STATED EXERCISE
Return all lines that include the string "text".

(Part of a data file)
** Begin **

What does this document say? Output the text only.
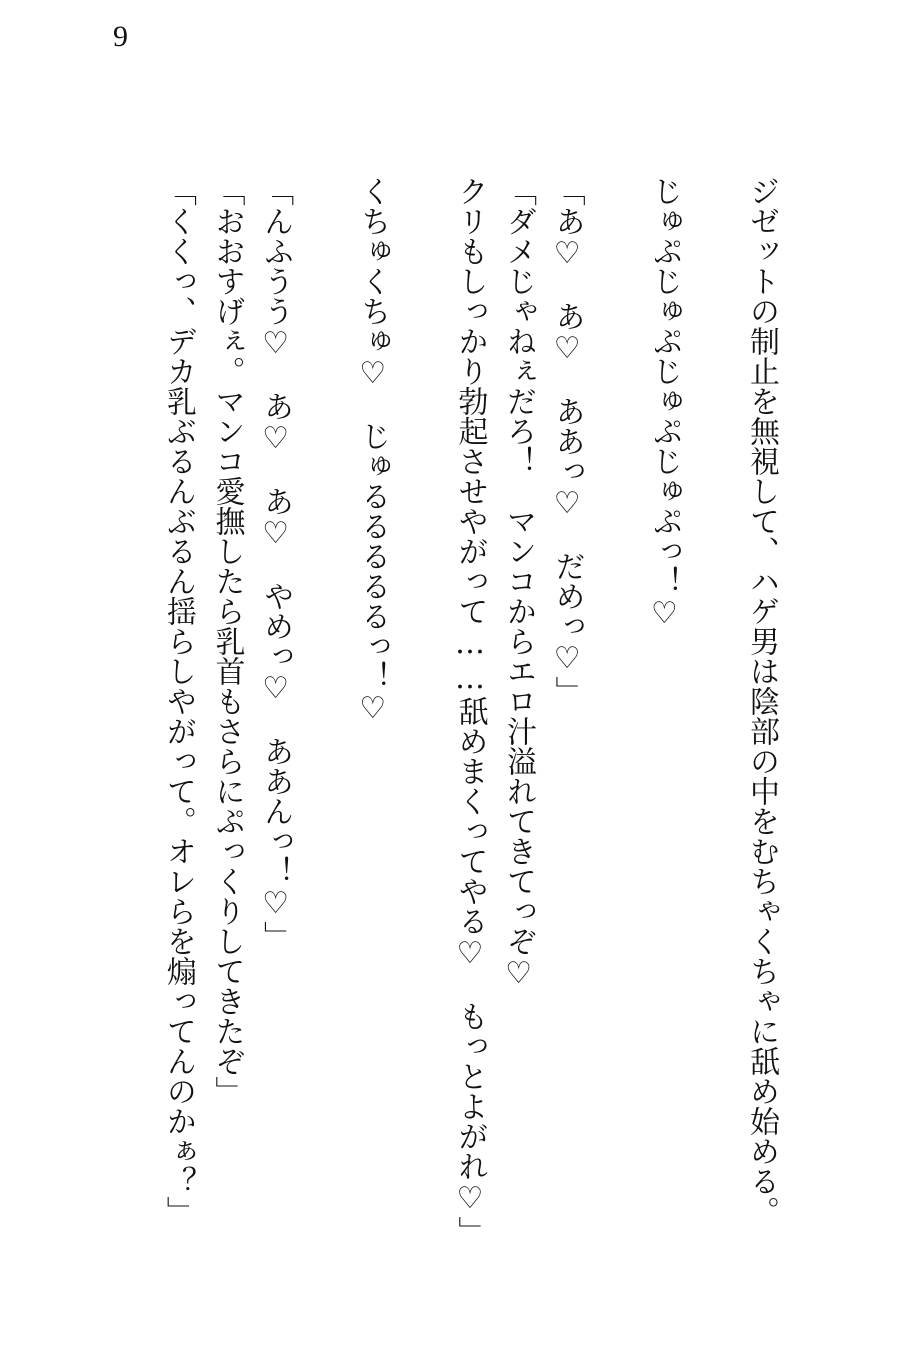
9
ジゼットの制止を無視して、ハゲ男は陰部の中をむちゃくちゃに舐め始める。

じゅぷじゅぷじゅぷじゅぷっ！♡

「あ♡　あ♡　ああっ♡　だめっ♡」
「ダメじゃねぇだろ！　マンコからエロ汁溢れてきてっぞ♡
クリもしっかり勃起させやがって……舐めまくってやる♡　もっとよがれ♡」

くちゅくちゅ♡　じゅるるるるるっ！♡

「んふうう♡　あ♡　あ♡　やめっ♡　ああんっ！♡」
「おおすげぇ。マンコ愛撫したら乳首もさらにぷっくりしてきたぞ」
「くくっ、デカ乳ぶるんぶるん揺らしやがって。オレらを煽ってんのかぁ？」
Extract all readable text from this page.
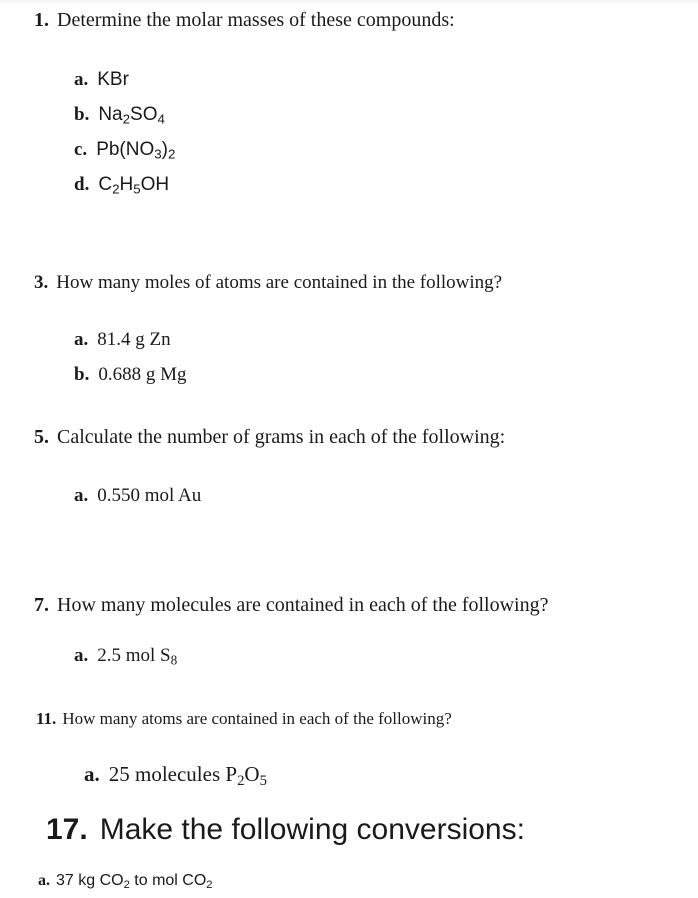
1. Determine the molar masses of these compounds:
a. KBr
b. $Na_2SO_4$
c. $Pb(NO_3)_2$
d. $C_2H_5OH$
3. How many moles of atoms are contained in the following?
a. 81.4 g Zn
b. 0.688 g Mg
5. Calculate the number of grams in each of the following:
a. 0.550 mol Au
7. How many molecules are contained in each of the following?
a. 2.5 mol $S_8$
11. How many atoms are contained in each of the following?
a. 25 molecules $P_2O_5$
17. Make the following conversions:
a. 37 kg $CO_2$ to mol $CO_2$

** End **

TASK OUTPUT
What does this document say? Output the text only.
Extract all readable text from this page.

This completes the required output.